> [EXTRACTED TEXT]
◆ ◆ ◆ ◆ ◆ ◆ ◆

The Varieties of the Psychedelic Experience: A Preliminary Study of the Association Between the Reported Subjective Effects and the Binding Affinity Profiles of Substituted Phenethylamines and Tryptamines

Frontiers in Integrative Neuroscience November 1, 2018 Camila Sanz, Carla Pallavicini, Carla Pallavicini et al. 78 citations

Classic psychedelics produce a wide range of subjective effects influenced by the user's mindset and environment, and their common mechanism involves activation of the serotonin 5-HT2A receptor. The diversity of effects across different compounds may also stem from their binding affinities for multiple neurotransmitter receptors and transporters. By analyzing two binding affinity datasets alongside natural language processing of thousands of trip reports from Erowid's Experience Vaults, preliminary evidence showed that similarity in binding profiles across phenethylamines and tryptamines correlates with similarity in the language used to describe experiences.

Baseline power of theta oscillations predicts mystical-type experiences induced by DMT

bioRxiv Preprint Server March 11, 2021 Enzo Tagliazucchi, Federico Zamberlan, Federico Cavanna et al. 3 citations preprint

Inhaled DMT, a classic psychedelic, produces brief but profound changes in consciousness that vary with context. Using wireless EEG and source imaging, researchers mapped changes in neural oscillations. Frontal and temporal theta power inversely correlated with feelings of unity and transcendence—hallmarks of mystical-type experiences. A machine learning model confirmed the robustness of these results. The findings align with the idea that pre-drug mindset influences subjective experience. Priming individuals to lower theta power before taking a serotonergic psychedelic might increase the likelihood of mystical-type experiences, potentially enhancing well-being and therapeutic outcomes.

◆ ◆ ◆ ◆ ◆ ◆ ◆

Continue the psychedelic research summaries above, picking up after their last sentence.

Structured page parsing data
◆ ◆ ◆ ◆ ◆ ◆ ◆

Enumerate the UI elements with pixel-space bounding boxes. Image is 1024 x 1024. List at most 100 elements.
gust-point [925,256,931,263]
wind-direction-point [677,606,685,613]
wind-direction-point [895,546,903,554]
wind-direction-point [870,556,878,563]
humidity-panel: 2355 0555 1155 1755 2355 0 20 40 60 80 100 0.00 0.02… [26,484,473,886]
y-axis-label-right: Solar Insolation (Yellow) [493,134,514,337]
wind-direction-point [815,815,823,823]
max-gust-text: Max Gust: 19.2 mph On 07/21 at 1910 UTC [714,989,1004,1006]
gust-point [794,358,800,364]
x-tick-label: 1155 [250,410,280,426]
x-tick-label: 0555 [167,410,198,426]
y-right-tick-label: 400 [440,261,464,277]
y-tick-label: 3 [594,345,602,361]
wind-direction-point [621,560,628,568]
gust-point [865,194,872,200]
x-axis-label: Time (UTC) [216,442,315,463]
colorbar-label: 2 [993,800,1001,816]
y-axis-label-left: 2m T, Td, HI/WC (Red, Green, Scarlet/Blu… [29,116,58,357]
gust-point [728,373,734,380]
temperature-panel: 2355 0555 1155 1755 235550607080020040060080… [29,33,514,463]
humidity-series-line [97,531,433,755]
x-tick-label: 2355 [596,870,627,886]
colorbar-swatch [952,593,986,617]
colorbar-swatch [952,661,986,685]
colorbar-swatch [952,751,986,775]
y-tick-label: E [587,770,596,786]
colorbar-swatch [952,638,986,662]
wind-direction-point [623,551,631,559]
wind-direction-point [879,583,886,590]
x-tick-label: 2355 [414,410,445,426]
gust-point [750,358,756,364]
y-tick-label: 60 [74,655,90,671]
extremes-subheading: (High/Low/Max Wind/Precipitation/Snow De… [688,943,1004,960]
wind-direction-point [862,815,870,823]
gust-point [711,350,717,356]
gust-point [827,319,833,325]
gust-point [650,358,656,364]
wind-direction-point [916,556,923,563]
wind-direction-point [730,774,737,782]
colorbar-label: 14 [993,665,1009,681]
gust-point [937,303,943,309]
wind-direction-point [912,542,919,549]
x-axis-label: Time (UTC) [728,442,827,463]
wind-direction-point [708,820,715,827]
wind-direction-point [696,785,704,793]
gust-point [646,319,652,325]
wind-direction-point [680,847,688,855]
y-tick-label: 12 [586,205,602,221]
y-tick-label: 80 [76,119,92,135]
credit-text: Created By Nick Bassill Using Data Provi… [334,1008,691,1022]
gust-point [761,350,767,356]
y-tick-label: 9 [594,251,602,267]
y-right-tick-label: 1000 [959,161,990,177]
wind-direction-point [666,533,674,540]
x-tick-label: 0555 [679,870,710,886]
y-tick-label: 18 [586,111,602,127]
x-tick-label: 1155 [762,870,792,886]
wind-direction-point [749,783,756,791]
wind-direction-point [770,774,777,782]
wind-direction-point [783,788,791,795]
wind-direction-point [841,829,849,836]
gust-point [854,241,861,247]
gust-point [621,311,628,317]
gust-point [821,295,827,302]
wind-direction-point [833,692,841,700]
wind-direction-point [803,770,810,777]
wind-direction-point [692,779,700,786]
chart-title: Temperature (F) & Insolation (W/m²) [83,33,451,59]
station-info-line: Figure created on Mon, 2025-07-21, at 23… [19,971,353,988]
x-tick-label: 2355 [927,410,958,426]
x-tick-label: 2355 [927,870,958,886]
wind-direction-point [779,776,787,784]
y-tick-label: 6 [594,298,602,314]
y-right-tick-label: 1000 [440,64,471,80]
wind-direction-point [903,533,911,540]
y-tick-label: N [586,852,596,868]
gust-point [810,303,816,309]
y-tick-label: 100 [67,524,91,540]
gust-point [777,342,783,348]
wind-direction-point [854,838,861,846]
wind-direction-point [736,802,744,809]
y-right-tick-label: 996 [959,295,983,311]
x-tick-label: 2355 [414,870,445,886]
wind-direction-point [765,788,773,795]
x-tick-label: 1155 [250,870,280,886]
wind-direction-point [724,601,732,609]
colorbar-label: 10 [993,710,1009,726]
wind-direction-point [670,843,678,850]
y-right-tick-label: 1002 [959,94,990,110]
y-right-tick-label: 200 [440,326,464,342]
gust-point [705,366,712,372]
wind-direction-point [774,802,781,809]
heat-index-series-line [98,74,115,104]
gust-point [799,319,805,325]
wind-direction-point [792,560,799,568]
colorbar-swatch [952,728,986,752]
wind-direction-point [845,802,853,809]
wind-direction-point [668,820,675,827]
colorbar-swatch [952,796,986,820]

◆ ◆ ◆ ◆ ◆ ◆ ◆

> [TASK ANSWER]
Decoding the phenomenology of spontaneous thought using large language-model ratings on verbal retrospective free reports

bioRxiv Preprint Server April 22, 2026 Nicolás Bruno, Federico Cavanna, Federico Zamberlan et al. preprint

Spontaneous thoughts make up most of everyday inner experience, but studying them is difficult because traditional methods disrupt the natural flow of thinking or introduce motor artifacts. An alternative approach combined delayed verbal retrospective free reports with automated ratings from large language models. Twenty-two participants performed an eyes-closed free-thinking task, and their reports were evaluated on ten dimensions by four LLMs and human raters. Machine-learning models trained on EEG features achieved above-chance accuracy for predicting emotional valence. LLMs showed higher inter-rater agreement than humans, supporting their use for scalable annotation and suggesting that affective dimensions of spontaneous thoughts can be decoded from brain activity.

Temporal irreversibility of neural dynamics as a signature of consciousness

bioRxiv Preprint Server September 2, 2021 Laura De la Fuente, Federico Zamberlan, Hernán Bocaccio et al. preprint

The laws of physics are time-symmetric, but dissipative systems like the brain show a preferred temporal direction. Using a deep learning framework inspired by stochastic thermodynamics, researchers analyzed electrocorticography signals from non-human primates. Brain activity during conscious wakefulness could be distinguished from its time-reversed version with high accuracy, using both frequency and phase information. This ability was reduced during deep sleep and ketamine-induced anesthesia. Transitions between slow (≈20 Hz) and fast frequencies (> 40 Hz) mainly contributed to the temporal asymmetry seen during wakefulness. The findings suggest that a preferred temporal direction in neural activity correlates with conscious awareness, linking brain processes to the subjective experience of time's passage.